- Written instruction: Review the material and extract every line in which the word "signal" occurs.

start

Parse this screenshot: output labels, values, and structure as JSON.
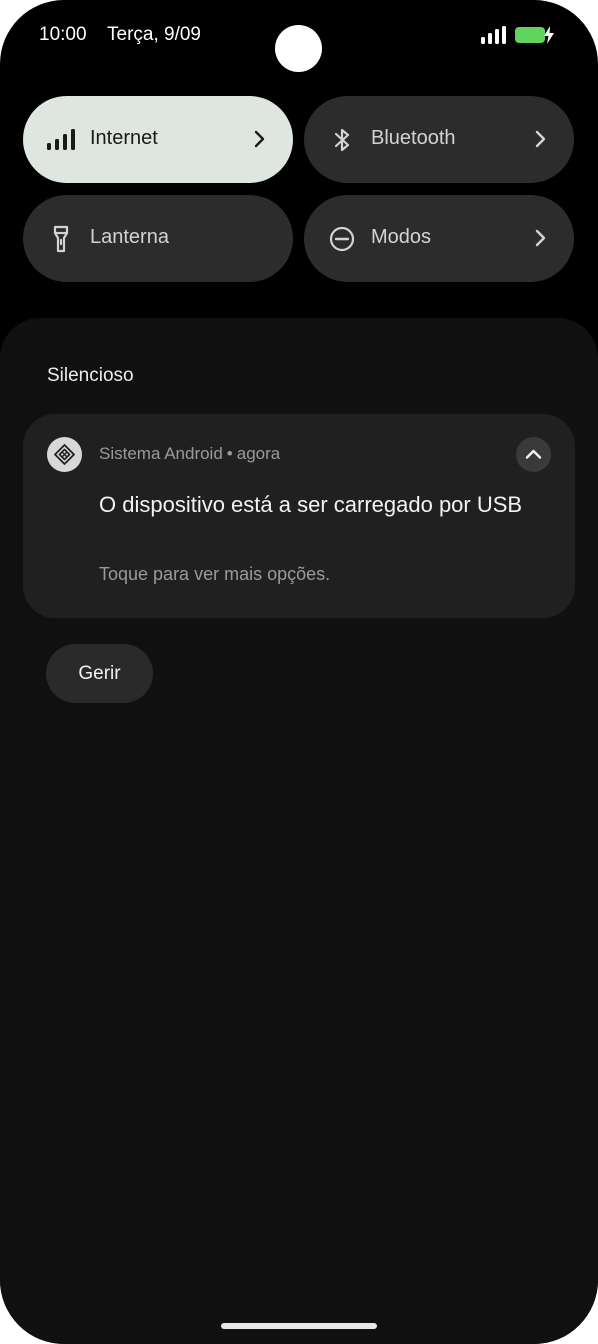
{
  "status_bar": {
    "time": "10:00",
    "date": "Terça, 9/09",
    "signal_icon": "signal-icon",
    "battery_icon": "battery-charging-icon",
    "battery_color": "#5fd45f"
  },
  "quick_settings": {
    "tiles": [
      {
        "label": "Internet",
        "icon": "signal-icon",
        "active": true,
        "has_chevron": true
      },
      {
        "label": "Bluetooth",
        "icon": "bluetooth-icon",
        "active": false,
        "has_chevron": true
      },
      {
        "label": "Lanterna",
        "icon": "flashlight-icon",
        "active": false,
        "has_chevron": false
      },
      {
        "label": "Modos",
        "icon": "do-not-disturb-icon",
        "active": false,
        "has_chevron": true
      }
    ],
    "active_color": "#dfe6df",
    "inactive_color": "#2c2c2c"
  },
  "notifications": {
    "section_title": "Silencioso",
    "items": [
      {
        "app_name": "Sistema Android",
        "separator": "•",
        "time": "agora",
        "title": "O dispositivo está a ser carregado por USB",
        "body": "Toque para ver mais opções.",
        "app_icon": "android-system-icon",
        "expand_icon": "chevron-up-icon"
      }
    ],
    "manage_label": "Gerir"
  }
}
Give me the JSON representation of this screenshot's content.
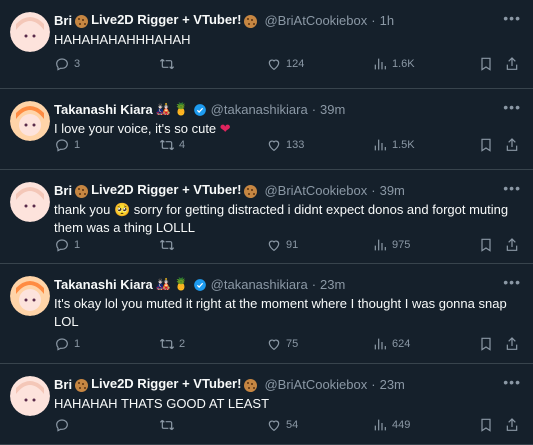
{
  "tweets": [
    {
      "name": "Bri",
      "name_suffix": "Live2D Rigger + VTuber!",
      "handle": "@BriAtCookiebox",
      "time": "1h",
      "text": "HAHAHAHAHHHAHAH",
      "replies": "3",
      "retweets": "",
      "likes": "124",
      "views": "1.6K",
      "verified": false,
      "avatar_colors": [
        "#f4c7b8",
        "#fde3dc"
      ]
    },
    {
      "name": "Takanashi Kiara",
      "name_suffix": "",
      "handle": "@takanashikiara",
      "time": "39m",
      "text": "I love your voice, it's so cute",
      "replies": "1",
      "retweets": "4",
      "likes": "133",
      "views": "1.5K",
      "verified": true,
      "avatar_colors": [
        "#ff8c42",
        "#ffd4a8"
      ]
    },
    {
      "name": "Bri",
      "name_suffix": "Live2D Rigger + VTuber!",
      "handle": "@BriAtCookiebox",
      "time": "39m",
      "text": "thank you 🥺 sorry for getting distracted i didnt expect donos and forgot muting them was a thing LOLLL",
      "replies": "1",
      "retweets": "",
      "likes": "91",
      "views": "975",
      "verified": false,
      "avatar_colors": [
        "#f4c7b8",
        "#fde3dc"
      ]
    },
    {
      "name": "Takanashi Kiara",
      "name_suffix": "",
      "handle": "@takanashikiara",
      "time": "23m",
      "text": "It's okay lol you muted it right at the moment where I thought I was gonna snap LOL",
      "replies": "1",
      "retweets": "2",
      "likes": "75",
      "views": "624",
      "verified": true,
      "avatar_colors": [
        "#ff8c42",
        "#ffd4a8"
      ]
    },
    {
      "name": "Bri",
      "name_suffix": "Live2D Rigger + VTuber!",
      "handle": "@BriAtCookiebox",
      "time": "23m",
      "text": "HAHAHAH THATS GOOD AT LEAST",
      "replies": "",
      "retweets": "",
      "likes": "54",
      "views": "449",
      "verified": false,
      "avatar_colors": [
        "#f4c7b8",
        "#fde3dc"
      ]
    }
  ],
  "colors": {
    "background": "#15202b",
    "text": "#f7f9f9",
    "muted": "#8b98a5",
    "divider": "#38444d",
    "verified": "#1d9bf0",
    "heart": "#f91880"
  }
}
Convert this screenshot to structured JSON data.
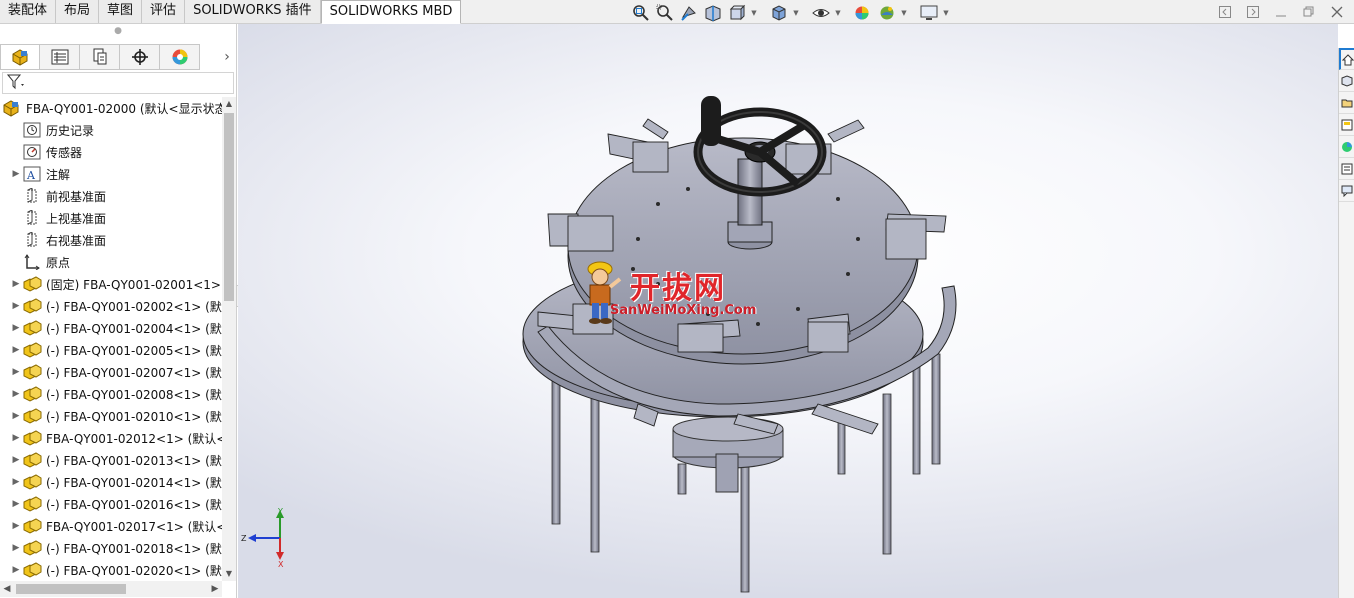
{
  "top_tabs": [
    {
      "label": "装配体",
      "active": false
    },
    {
      "label": "布局",
      "active": false
    },
    {
      "label": "草图",
      "active": false
    },
    {
      "label": "评估",
      "active": false
    },
    {
      "label": "SOLIDWORKS 插件",
      "active": false
    },
    {
      "label": "SOLIDWORKS MBD",
      "active": true
    }
  ],
  "heads_up_icons": [
    "zoom-to-fit-icon",
    "zoom-to-area-icon",
    "previous-view-icon",
    "section-view-icon",
    "view-orientation-icon",
    "display-style-icon",
    "hide-show-icon",
    "edit-appearance-icon",
    "apply-scene-icon",
    "view-settings-icon"
  ],
  "window_controls": [
    "tile-left-icon",
    "tile-right-icon",
    "minimize-icon",
    "restore-icon",
    "close-icon"
  ],
  "panel_tabs": [
    "featuremanager-icon",
    "propertymanager-icon",
    "configurationmanager-icon",
    "dimxpertmanager-icon",
    "displaymanager-icon"
  ],
  "tree": {
    "root": "FBA-QY001-02000  (默认<显示状态",
    "items": [
      {
        "label": "历史记录",
        "icon": "history-icon",
        "expandable": false
      },
      {
        "label": "传感器",
        "icon": "sensor-icon",
        "expandable": false
      },
      {
        "label": "注解",
        "icon": "annotation-icon",
        "expandable": true
      },
      {
        "label": "前视基准面",
        "icon": "plane-icon",
        "expandable": false
      },
      {
        "label": "上视基准面",
        "icon": "plane-icon",
        "expandable": false
      },
      {
        "label": "右视基准面",
        "icon": "plane-icon",
        "expandable": false
      },
      {
        "label": "原点",
        "icon": "origin-icon",
        "expandable": false
      },
      {
        "label": "(固定) FBA-QY001-02001<1> (",
        "icon": "subassembly-icon",
        "expandable": true
      },
      {
        "label": "(-) FBA-QY001-02002<1> (默认",
        "icon": "subassembly-icon",
        "expandable": true
      },
      {
        "label": "(-) FBA-QY001-02004<1> (默认",
        "icon": "subassembly-icon",
        "expandable": true
      },
      {
        "label": "(-) FBA-QY001-02005<1> (默认",
        "icon": "subassembly-icon",
        "expandable": true
      },
      {
        "label": "(-) FBA-QY001-02007<1> (默认",
        "icon": "subassembly-icon",
        "expandable": true
      },
      {
        "label": "(-) FBA-QY001-02008<1> (默认",
        "icon": "subassembly-icon",
        "expandable": true
      },
      {
        "label": "(-) FBA-QY001-02010<1> (默认",
        "icon": "subassembly-icon",
        "expandable": true
      },
      {
        "label": "FBA-QY001-02012<1> (默认<",
        "icon": "subassembly-icon",
        "expandable": true
      },
      {
        "label": "(-) FBA-QY001-02013<1> (默认",
        "icon": "subassembly-icon",
        "expandable": true
      },
      {
        "label": "(-) FBA-QY001-02014<1> (默认",
        "icon": "subassembly-icon",
        "expandable": true
      },
      {
        "label": "(-) FBA-QY001-02016<1> (默认",
        "icon": "subassembly-icon",
        "expandable": true
      },
      {
        "label": "FBA-QY001-02017<1> (默认<",
        "icon": "subassembly-icon",
        "expandable": true
      },
      {
        "label": "(-) FBA-QY001-02018<1> (默认",
        "icon": "subassembly-icon",
        "expandable": true
      },
      {
        "label": "(-) FBA-QY001-02020<1> (默认",
        "icon": "subassembly-icon",
        "expandable": true
      }
    ]
  },
  "watermark": {
    "title": "开拔网",
    "url": "SanWeiMoXing.Com"
  },
  "triad": {
    "x": "X",
    "y": "Y",
    "z": "Z"
  },
  "task_pane_icons": [
    "home-icon",
    "resources-icon",
    "design-library-icon",
    "file-explorer-icon",
    "view-palette-icon",
    "appearances-icon",
    "custom-properties-icon"
  ],
  "colors": {
    "accent": "#1f7bd1",
    "part_gray": "#a5a7b5",
    "handwheel": "#1c1c1c",
    "watermark_red": "#e0252a"
  }
}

end

- Exercise output:
    "signal_icon": "signal-icon",
        "icon": "signal-icon",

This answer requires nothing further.